If the blood tests show an overactive thyroid gland (hyperthyroidism), thyroid scanning is done to determine whether the nodule is producing thyroid hormones. Nodules that are producing hormones ("hot" nodules) are almost never cancerous. If the tests do not indicate hyperthyroidism or Hashimoto thyroiditis, or if the nodules are not “hot,” doctors usually do a fine-needle biopsy.

In a fine-needle biopsy, a sample of the nodule is removed through a small needle and then examined under a microscope. This procedure is not very painful, is carried out in the doctor’s office, and may involve the use of a local anesthetic as well as ultrasonography to guide needle placement.

Ultrasonography is done to determine how large the nodule is, whether it is solid or filled with fluid, and whether other nodules are present.

Types of Thyroid Cancer

There are four general types of thyroid cancer:

  • Papillary

  • Follicular

  • Medullary

  • Anaplastic

Papillary cancer

Papillary cancer is the most common type, accounting for 80 to 90% of all thyroid cancers. About 3 times as many women as men have papillary cancer. Papillary cancer is most common between the ages of 30 and 60 but grows and spreads more quickly in older people. People who have received radiation treatment to the neck, usually for a noncancerous condition in infancy or childhood or for some other cancer in adulthood, are at greater risk of developing papillary cancer.

Papillary cancer grows within the thyroid gland but sometimes spreads (metastasizes) to nearby lymph nodes. If left untreated, papillary cancer may spread to more distant sites.

Papillary cancer is almost always curable. Nodules smaller than about a half inch (1 to 1.5 centimeters) are removed along with the thyroid tissue immediately surrounding them (lobectomy and isthmusectomy), although many experts recommend removing the entire thyroid gland (thyroidectomy). For larger nodules (particularly those larger than about 1.5 inches, or 4 centimeters), most or all of the thyroid gland is usually removed. Radioactive iodine is often given to destroy any remaining thyroid tissue or cancer. Thyroid hormone is also given in large doses to suppress the growth of any remaining thyroid tissue.

Stored items from a collection
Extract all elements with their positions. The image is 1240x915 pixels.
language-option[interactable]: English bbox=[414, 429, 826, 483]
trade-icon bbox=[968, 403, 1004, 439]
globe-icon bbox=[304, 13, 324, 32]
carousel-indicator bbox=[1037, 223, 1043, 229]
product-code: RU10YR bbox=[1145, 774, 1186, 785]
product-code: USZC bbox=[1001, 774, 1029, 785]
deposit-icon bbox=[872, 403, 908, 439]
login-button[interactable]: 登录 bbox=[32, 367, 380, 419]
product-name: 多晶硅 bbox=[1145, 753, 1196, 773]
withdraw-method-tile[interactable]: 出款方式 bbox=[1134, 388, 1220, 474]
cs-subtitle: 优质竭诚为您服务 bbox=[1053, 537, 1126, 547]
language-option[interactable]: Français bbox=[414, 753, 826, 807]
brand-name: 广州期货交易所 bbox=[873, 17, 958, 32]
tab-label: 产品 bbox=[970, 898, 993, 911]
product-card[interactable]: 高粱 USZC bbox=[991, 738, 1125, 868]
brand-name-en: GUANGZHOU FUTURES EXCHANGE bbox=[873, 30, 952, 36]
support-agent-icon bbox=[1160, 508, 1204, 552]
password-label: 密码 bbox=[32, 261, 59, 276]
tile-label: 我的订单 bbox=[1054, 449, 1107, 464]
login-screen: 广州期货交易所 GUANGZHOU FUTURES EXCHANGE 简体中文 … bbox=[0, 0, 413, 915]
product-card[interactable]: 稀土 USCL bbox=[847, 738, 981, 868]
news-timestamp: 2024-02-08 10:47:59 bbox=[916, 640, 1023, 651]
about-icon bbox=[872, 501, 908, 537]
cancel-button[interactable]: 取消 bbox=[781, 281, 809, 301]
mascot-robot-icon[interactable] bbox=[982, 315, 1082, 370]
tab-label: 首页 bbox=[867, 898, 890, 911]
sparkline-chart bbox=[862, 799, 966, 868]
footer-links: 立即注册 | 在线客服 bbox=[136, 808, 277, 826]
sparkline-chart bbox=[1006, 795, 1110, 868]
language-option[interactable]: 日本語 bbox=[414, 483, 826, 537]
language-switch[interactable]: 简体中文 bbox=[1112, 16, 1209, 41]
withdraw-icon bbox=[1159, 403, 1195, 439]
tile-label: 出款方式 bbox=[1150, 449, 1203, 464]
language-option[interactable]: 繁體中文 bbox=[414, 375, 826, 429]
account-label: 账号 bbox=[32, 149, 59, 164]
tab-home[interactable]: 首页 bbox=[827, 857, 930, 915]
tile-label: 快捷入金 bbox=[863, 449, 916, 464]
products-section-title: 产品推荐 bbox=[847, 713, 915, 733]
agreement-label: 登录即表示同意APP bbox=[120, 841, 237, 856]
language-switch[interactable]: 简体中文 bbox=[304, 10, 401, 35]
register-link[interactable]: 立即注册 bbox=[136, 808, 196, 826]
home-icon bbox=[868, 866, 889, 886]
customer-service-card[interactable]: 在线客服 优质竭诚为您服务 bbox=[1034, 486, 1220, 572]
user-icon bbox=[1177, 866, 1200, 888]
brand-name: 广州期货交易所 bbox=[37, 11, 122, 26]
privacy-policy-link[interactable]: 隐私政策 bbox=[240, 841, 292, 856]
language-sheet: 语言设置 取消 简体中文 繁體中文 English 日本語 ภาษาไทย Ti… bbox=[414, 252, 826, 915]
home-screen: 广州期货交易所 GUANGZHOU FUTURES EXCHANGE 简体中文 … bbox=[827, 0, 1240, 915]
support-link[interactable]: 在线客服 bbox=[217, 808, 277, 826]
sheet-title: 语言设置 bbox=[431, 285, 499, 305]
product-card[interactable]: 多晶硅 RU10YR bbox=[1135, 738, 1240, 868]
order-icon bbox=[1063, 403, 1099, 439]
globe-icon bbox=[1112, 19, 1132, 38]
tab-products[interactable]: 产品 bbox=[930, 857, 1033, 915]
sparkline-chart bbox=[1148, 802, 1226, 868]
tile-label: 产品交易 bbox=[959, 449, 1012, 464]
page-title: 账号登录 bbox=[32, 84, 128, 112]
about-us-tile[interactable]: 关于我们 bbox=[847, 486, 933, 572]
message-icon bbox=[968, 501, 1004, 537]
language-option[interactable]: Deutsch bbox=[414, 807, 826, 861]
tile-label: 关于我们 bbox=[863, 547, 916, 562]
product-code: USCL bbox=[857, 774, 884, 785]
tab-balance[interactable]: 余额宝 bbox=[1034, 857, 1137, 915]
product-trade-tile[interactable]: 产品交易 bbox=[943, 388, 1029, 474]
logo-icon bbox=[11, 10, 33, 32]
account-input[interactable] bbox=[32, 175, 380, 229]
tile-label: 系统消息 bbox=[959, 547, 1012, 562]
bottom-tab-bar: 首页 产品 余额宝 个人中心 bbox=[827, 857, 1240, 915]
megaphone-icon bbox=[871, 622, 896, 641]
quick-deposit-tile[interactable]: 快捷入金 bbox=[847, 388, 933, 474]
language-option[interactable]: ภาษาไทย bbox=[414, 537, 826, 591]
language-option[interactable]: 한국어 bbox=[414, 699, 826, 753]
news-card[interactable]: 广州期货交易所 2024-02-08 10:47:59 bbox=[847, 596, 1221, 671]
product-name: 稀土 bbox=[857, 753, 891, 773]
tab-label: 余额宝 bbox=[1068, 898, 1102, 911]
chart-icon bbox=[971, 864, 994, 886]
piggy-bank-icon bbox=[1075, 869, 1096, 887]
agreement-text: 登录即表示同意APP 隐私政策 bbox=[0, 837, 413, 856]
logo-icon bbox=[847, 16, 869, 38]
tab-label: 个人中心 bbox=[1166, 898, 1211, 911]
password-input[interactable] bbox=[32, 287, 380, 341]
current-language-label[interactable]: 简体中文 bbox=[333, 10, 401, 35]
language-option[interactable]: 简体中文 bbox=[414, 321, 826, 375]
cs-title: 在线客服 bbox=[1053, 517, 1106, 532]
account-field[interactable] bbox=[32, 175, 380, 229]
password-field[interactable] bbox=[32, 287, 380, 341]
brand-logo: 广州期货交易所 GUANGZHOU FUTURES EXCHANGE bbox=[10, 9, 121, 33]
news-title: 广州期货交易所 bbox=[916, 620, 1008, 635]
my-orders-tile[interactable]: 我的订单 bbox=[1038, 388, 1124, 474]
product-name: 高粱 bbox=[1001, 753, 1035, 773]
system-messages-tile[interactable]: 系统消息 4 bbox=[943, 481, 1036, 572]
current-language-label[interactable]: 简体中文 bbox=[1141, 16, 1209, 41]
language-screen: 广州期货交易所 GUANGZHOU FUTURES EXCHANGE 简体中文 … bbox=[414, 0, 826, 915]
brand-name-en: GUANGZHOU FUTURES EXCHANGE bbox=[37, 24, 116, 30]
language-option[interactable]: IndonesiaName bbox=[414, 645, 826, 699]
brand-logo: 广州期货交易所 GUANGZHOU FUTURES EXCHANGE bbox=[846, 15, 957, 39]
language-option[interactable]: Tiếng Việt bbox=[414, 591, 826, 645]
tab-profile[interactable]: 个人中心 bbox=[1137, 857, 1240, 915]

## Assignment 1
In the thyroid cancer text, what share of all thyroid cancers does papillary cancer account for?
## Assignment 2
Extend the thyroid cancer text onward from its final sentence.

## Task answer 1
Papillary cancer accounts for 80 to 90% of all thyroid cancers.

## Task answer 2
Follicular cancer

Follicular cancer accounts for about 10% of all thyroid cancers and is more common among older people. Follicular cancer is also more common in women than in men.

Much more aggressive than papillary cancer, follicular cancer tends to spread (metastasize) through the bloodstream, spreading cancerous cells to various parts of the body.

Treatment for follicular cancer requires surgically removing as much of the thyroid gland as possible and destroying any remaining thyroid tissue, including the metastases, if present, with radioactive iodine. It is usually curable, but less so than papillary cancer.

Medullary cancer

About 3% of thyroid cancers are a medullary carcinoma that begins in the thyroid gland but in a different type of cell than that which produces thyroid hormone. The origin of this cancer is the C-cell, which is normally dispersed throughout the thyroid and secretes the hormone calcitonin, which helps control the level of calcium in the bloodstream. The cancer produces excessive amounts of calcitonin. Because medullary thyroid cancer can also produce other hormones, it can cause unusual symptoms.

This cancer tends to spread (metastasize) through the lymphatic vessels to the lymph nodes and through the blood to the liver, lungs, and bones. Medullary cancer can develop along with other types of endocrine cancers in what is called multiple endocrine neoplasia syndrome.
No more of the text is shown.